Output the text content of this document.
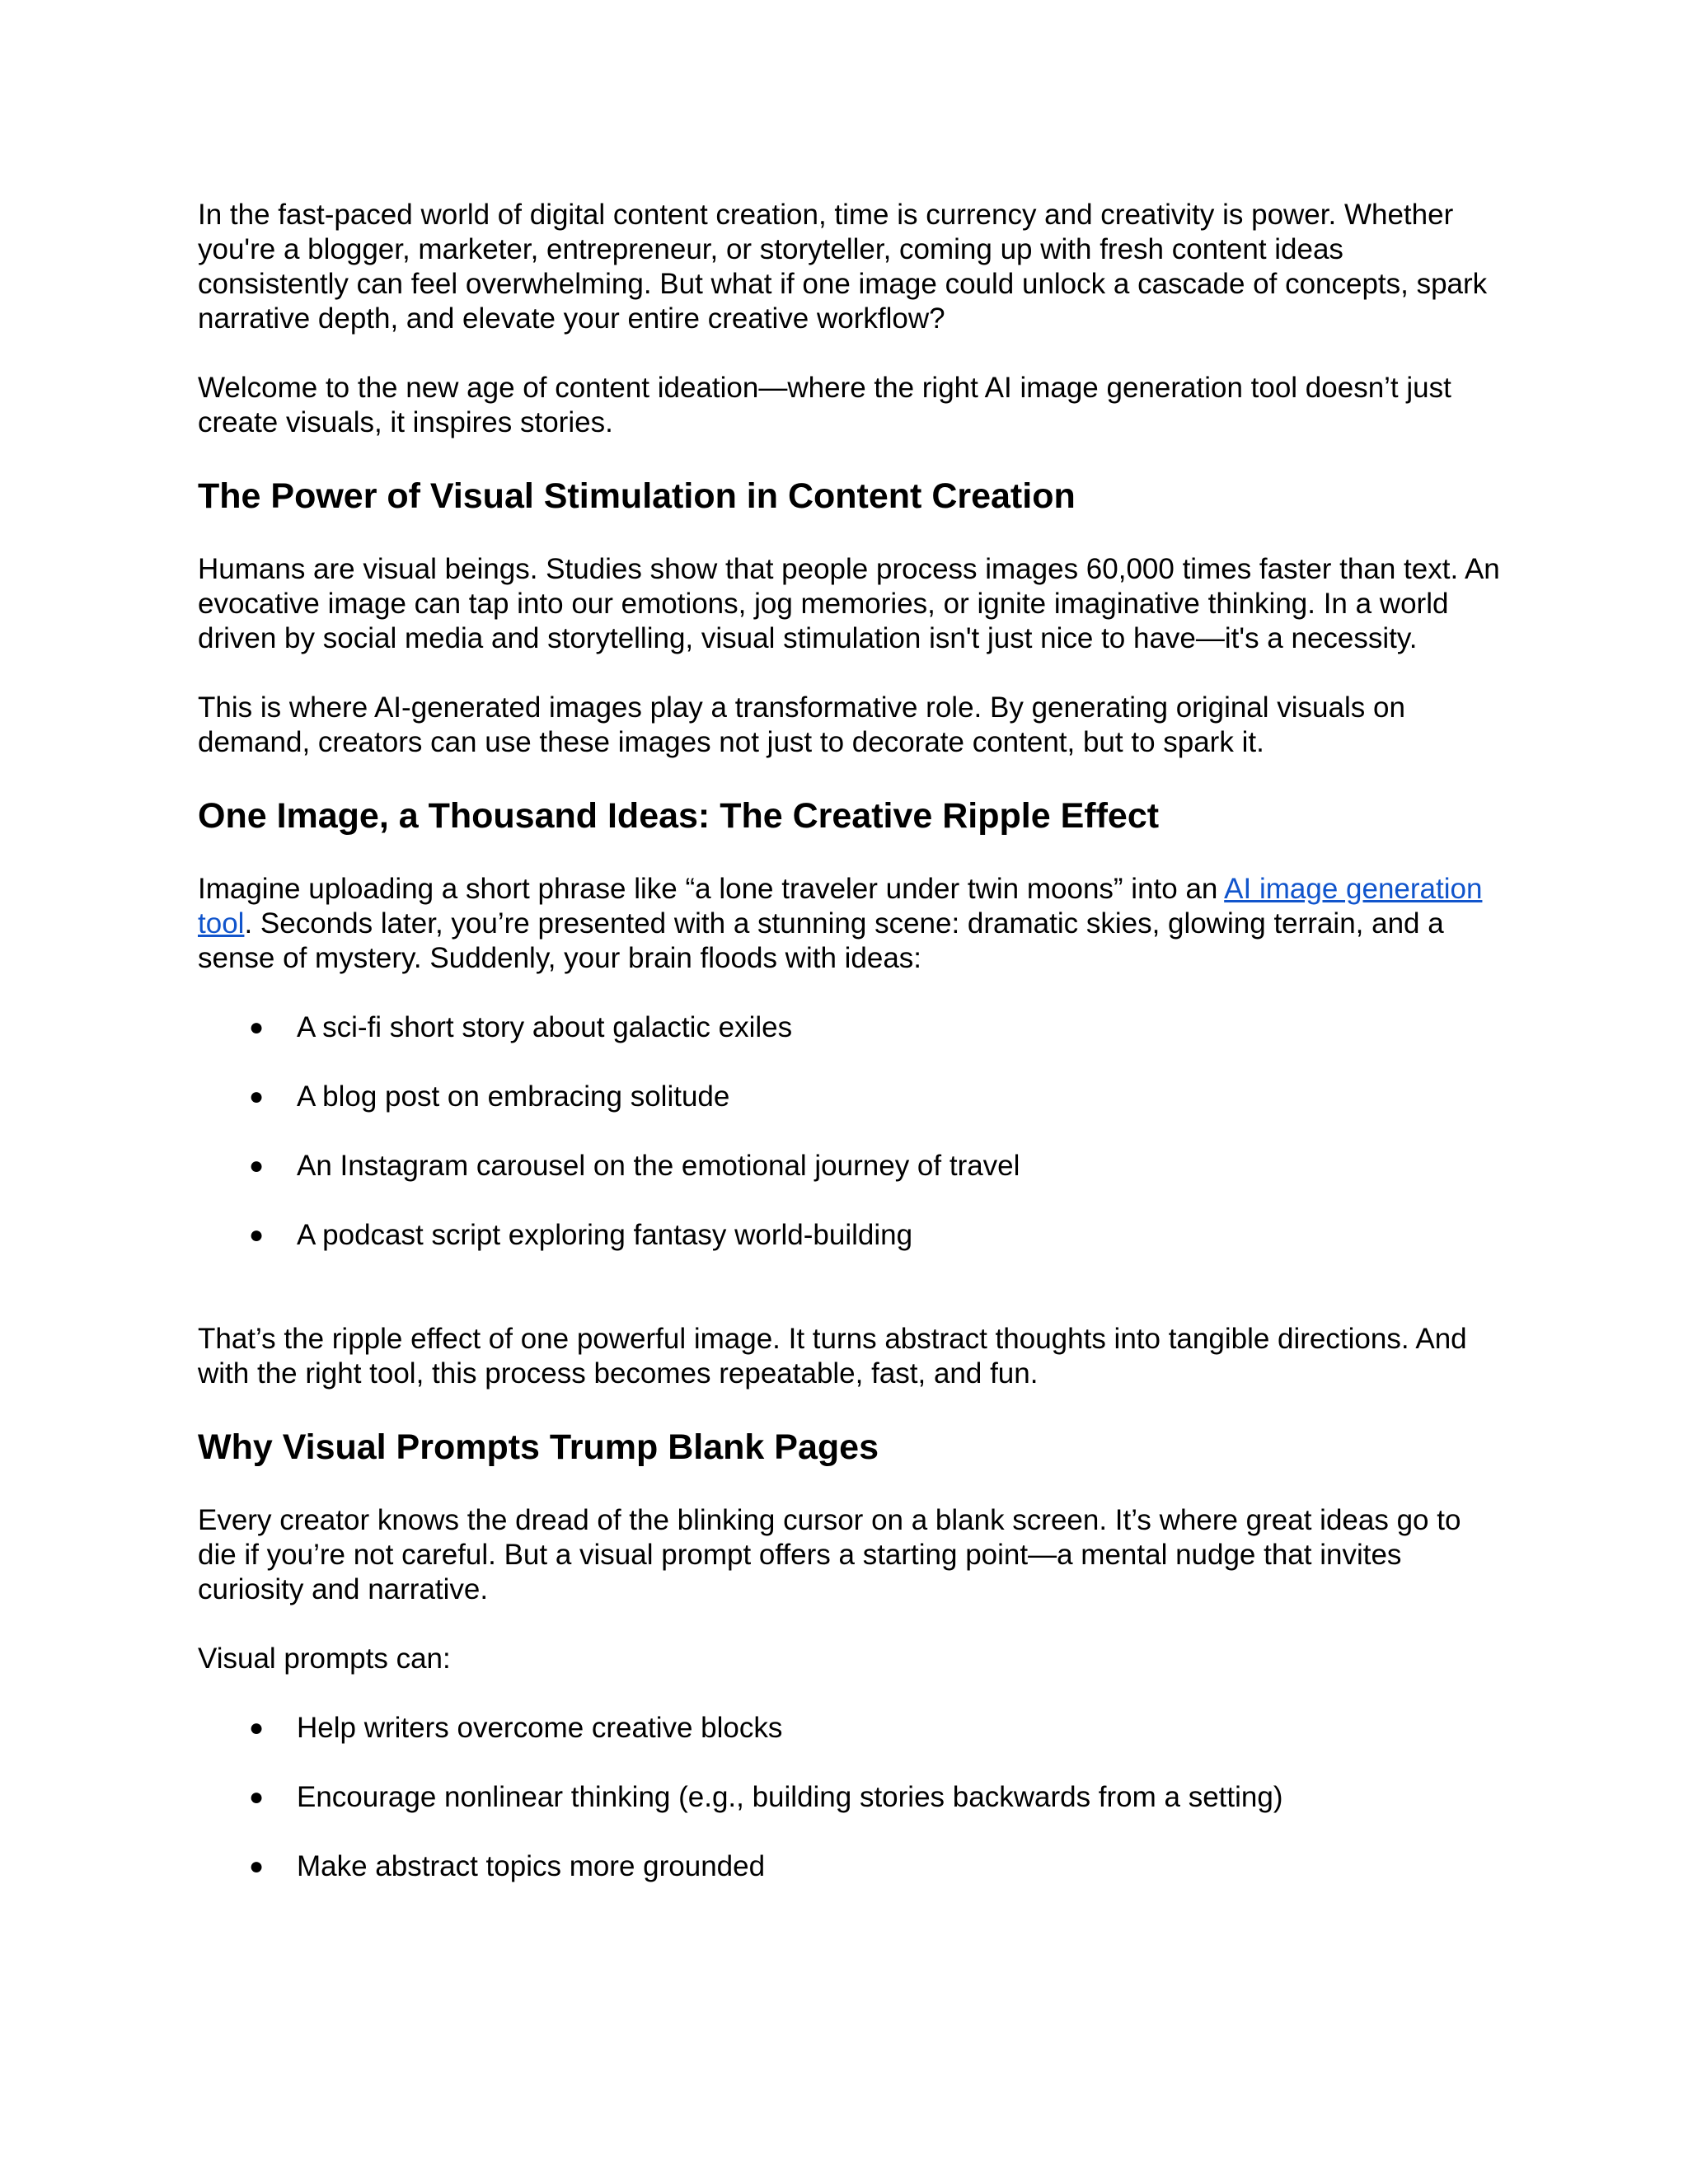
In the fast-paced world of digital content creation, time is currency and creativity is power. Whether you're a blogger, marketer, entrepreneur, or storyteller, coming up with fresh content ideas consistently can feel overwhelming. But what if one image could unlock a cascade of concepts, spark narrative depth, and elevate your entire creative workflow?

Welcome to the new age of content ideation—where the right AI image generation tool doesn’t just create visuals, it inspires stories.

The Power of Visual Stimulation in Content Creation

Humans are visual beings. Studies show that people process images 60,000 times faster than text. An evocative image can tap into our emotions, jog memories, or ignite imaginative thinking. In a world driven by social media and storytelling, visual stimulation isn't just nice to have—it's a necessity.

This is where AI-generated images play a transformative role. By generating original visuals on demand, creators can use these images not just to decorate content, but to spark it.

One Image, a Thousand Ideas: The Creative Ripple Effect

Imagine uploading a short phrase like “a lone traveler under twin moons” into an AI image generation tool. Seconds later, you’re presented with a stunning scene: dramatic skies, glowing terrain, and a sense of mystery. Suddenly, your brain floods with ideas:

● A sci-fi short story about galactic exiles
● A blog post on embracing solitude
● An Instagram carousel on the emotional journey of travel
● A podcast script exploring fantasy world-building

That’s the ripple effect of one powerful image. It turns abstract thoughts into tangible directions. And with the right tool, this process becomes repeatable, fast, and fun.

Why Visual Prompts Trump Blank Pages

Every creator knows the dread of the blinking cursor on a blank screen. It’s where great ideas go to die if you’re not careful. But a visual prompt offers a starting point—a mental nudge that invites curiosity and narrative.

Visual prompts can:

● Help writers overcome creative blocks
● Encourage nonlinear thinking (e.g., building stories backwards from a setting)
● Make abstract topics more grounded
-.-.-
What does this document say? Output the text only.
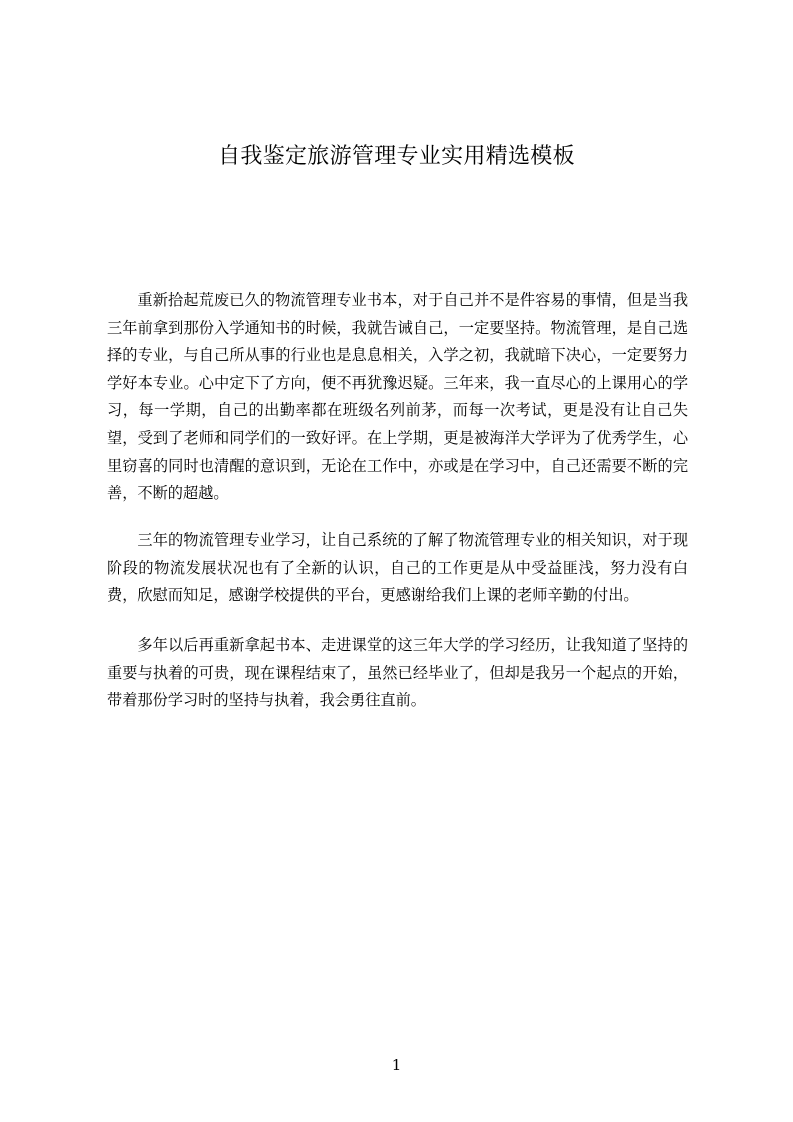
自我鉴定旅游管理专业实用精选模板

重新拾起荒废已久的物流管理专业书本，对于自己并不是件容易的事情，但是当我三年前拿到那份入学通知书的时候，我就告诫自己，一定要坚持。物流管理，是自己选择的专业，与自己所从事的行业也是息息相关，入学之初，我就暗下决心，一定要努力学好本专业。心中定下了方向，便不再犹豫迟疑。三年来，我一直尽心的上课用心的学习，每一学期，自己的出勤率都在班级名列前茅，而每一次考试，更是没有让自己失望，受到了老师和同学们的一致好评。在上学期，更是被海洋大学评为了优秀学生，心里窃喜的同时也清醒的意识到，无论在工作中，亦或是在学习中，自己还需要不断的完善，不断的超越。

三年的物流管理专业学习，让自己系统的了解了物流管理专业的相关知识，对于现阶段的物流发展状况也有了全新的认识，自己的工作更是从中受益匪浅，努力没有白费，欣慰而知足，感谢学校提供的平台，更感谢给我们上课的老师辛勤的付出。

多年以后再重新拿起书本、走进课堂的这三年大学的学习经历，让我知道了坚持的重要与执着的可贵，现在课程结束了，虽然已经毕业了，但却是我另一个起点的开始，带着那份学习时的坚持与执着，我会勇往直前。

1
-.-.-
> Stated exercise: Report how many lines in the data include the word "images", and give nothing but the count.

> Task result: 2